** What this task involves **
Write out the listing below in full and exactly, leaving out every picture.
_ _ _ _ _ _ _
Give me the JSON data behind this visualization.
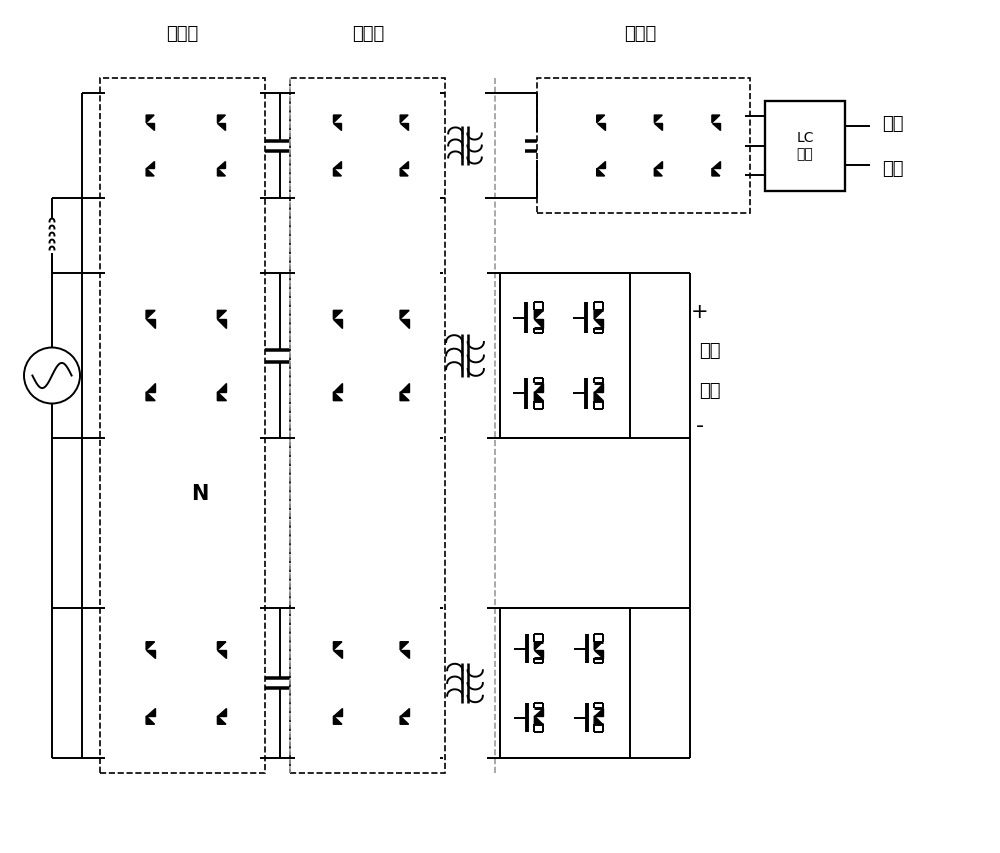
{
  "bg_color": "#ffffff",
  "lc": "black",
  "lw": 1.4,
  "dash_color": "#999999",
  "labels": {
    "input": "输入级",
    "middle": "中间级",
    "output": "输出级",
    "lc_filter": "LC\n滤波",
    "ac1": "交流",
    "ac2": "微网",
    "dc1": "直流",
    "dc2": "微网",
    "N": "N",
    "plus": "+",
    "minus": "-"
  },
  "fontsize_label": 13,
  "fontsize_small": 10
}
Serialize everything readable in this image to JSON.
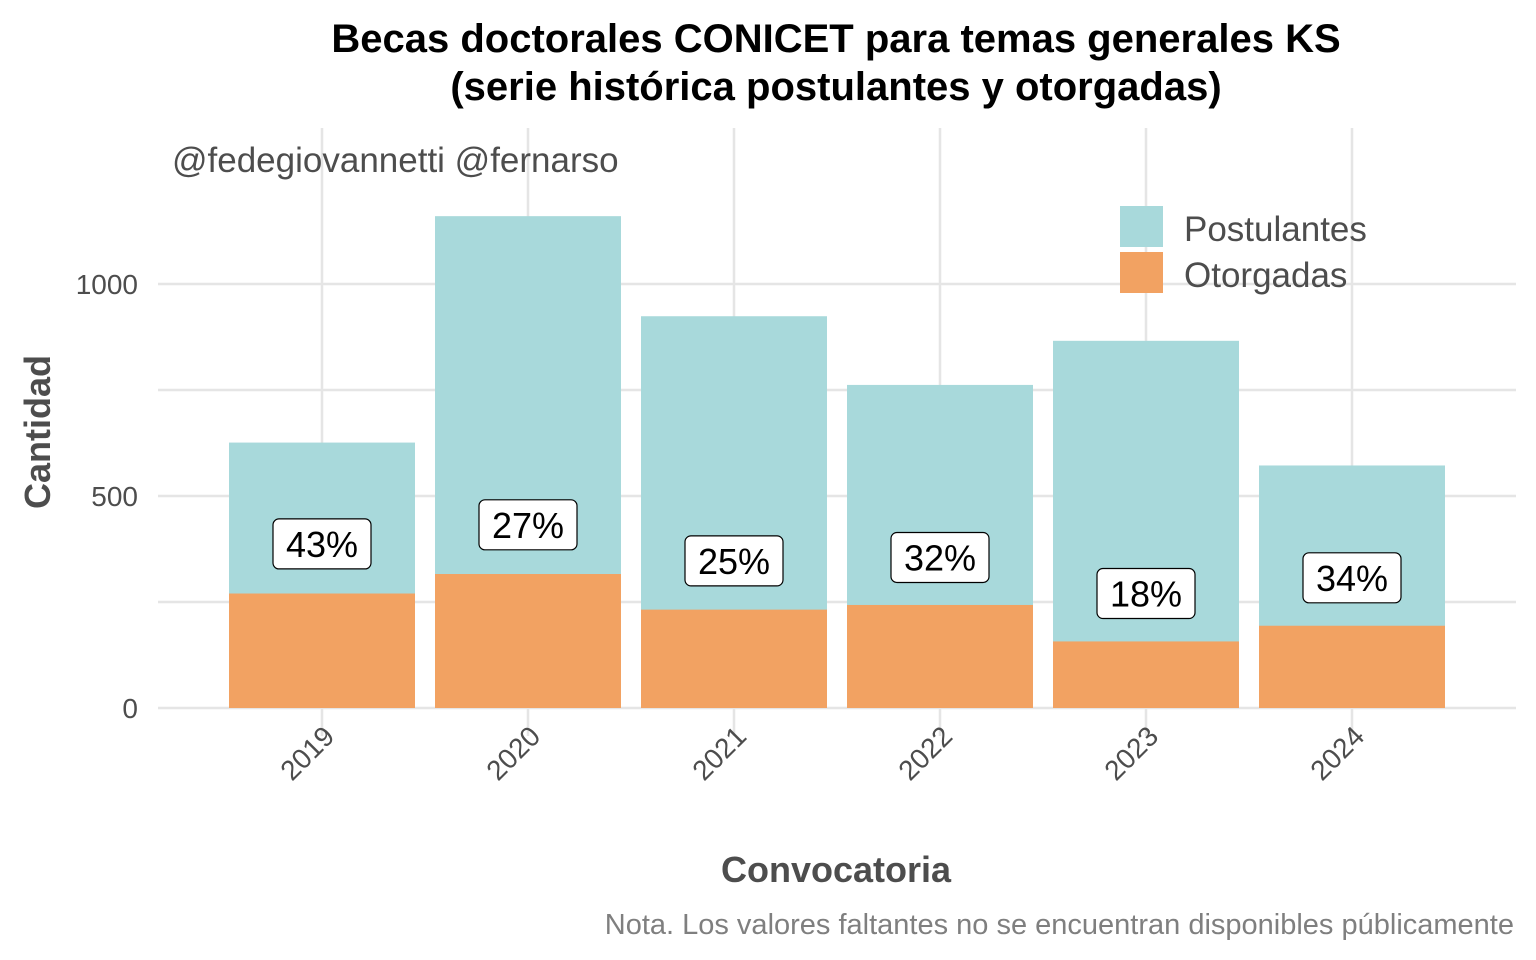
_ _ _ _ _ _ _
** Problem solution **
Give me the JSON data behind this visualization.
{
  "bg_color": "#ffffff",
  "lc": "black",
  "lw": 1.4,
  "dash_color": "#999999",
  "labels": {
    "input": "输入级",
    "middle": "中间级",
    "output": "输出级",
    "lc_filter": "LC\n滤波",
    "ac1": "交流",
    "ac2": "微网",
    "dc1": "直流",
    "dc2": "微网",
    "N": "N",
    "plus": "+",
    "minus": "-"
  },
  "fontsize_label": 13,
  "fontsize_small": 10
}
Serialize everything readable in this image to JSON.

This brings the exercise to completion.